### TEXT BLOCK
If the The Oceanic Crisis” in The Monthly Review had one clear (and often heard) message, it was this: things are far more interconnected than we know – or even than we think we know. And if we’re not more careful, we’re going to really mess things up. (If we haven’t already.)*

It’s not a new message, and if it weren’t written in terms of specifics and with educated authority, I’d be tempted to ignore it: “I know, I know. Circle of life.  Yeah yeah.” But there’s something more persuasive about the facts that Clark and Clauson pull from.  Just knowing that they (or somebody) has tried to give this issue the comprehensive look it deserves makes me give it my attention.  I don’t have much patience for touchy-feely moralizing, not without some rock solid reasons for paying attention.

And so it’s interesting to evaluate the other articles we were assigned this week by the same bar: written for greatest effect and to rouse the largest number of rabble – or are they, perhaps, maybe, on to something I can take seriously?

### MATERIAL FOR THIS EXERCISE
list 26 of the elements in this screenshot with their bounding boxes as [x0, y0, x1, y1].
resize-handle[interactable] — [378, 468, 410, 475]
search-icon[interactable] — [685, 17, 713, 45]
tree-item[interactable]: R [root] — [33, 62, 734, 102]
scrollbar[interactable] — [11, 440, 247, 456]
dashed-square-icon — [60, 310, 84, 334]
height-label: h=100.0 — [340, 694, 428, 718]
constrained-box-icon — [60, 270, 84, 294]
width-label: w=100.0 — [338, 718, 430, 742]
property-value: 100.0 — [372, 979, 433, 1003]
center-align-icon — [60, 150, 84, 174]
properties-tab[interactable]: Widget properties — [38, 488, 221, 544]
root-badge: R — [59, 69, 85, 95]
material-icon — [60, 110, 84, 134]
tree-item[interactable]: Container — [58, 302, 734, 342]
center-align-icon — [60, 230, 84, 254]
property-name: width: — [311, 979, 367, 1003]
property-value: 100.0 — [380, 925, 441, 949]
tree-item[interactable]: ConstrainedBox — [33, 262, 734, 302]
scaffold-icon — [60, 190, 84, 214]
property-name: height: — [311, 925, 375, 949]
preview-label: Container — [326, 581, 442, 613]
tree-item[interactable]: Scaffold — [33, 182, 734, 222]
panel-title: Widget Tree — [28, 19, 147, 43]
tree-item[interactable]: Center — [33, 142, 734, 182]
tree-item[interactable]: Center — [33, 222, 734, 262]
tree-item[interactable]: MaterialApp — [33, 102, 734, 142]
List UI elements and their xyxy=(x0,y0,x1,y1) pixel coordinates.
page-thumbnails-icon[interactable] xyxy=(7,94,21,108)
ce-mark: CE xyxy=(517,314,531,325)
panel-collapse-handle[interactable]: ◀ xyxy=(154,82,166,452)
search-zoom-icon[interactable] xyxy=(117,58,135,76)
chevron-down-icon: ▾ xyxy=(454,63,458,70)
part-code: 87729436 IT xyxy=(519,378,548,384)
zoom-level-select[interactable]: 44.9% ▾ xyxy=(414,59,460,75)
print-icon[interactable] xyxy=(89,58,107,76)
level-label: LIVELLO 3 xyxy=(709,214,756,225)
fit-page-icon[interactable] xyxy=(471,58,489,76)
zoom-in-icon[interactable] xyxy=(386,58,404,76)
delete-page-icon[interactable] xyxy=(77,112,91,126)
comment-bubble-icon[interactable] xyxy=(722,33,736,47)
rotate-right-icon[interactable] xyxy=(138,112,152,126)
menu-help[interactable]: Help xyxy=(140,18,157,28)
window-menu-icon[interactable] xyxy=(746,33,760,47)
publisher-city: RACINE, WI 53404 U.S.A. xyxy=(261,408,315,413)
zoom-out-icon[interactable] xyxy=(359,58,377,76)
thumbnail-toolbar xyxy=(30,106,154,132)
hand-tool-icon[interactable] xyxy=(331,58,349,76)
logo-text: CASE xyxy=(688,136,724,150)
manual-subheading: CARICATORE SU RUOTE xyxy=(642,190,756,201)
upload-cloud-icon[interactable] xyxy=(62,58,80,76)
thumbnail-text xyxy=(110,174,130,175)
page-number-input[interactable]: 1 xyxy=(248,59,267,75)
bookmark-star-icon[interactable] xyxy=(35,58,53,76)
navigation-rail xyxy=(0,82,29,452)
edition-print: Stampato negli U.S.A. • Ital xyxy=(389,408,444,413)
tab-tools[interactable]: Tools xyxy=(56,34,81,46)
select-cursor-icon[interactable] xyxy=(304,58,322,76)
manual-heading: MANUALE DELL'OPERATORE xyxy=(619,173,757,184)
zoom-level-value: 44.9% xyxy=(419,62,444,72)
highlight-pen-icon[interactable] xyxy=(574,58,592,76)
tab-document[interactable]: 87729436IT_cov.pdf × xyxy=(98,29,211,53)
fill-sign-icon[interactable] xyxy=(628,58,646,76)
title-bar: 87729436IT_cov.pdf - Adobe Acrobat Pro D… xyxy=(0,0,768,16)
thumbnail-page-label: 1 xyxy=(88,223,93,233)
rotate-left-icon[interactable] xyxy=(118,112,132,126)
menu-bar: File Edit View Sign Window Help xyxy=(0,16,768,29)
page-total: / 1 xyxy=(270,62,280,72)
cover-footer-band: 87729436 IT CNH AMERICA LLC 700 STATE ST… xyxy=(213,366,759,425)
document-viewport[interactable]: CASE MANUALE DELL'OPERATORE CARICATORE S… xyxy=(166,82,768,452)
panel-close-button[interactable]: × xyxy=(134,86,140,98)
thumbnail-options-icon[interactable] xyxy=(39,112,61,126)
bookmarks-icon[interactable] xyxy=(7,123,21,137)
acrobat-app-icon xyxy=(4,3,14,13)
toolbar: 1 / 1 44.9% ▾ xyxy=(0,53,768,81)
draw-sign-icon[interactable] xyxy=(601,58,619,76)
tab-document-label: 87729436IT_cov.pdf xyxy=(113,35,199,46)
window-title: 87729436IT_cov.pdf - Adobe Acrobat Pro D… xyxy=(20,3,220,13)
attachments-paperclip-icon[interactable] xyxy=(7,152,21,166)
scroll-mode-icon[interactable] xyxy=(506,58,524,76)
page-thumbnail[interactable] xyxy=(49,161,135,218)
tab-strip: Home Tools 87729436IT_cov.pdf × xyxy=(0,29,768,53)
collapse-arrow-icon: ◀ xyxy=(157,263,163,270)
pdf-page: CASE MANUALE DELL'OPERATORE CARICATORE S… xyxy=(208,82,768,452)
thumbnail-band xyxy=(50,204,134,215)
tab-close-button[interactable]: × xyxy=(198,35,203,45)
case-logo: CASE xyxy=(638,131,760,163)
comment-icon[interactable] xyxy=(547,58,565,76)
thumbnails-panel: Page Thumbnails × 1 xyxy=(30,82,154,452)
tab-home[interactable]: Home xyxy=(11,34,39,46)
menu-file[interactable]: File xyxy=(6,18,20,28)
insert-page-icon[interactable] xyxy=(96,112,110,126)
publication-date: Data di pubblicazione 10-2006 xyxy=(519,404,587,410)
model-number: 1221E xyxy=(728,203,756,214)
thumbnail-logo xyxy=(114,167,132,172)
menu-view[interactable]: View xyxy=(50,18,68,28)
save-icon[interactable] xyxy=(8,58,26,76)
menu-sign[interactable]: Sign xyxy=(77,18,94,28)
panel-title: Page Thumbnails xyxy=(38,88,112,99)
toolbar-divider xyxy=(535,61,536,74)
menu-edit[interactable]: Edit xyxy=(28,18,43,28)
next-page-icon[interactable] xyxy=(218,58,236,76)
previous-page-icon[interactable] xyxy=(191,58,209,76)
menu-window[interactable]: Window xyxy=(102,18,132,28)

### WHAT IS ASKED
A. Which two people does the response to "The Oceanic Crisis" name as the source of the facts the writer finds persuasive?
B. Duplicate the records from their first line through the line containing "tree-item[interactable]: R [root]", including both of those lines.

### ANSWER SET
A. Clark and Clauson.

B.
list 26 of the elements in this screenshot with their bounding boxes as [x0, y0, x1, y1].
resize-handle[interactable] — [378, 468, 410, 475]
search-icon[interactable] — [685, 17, 713, 45]
tree-item[interactable]: R [root] — [33, 62, 734, 102]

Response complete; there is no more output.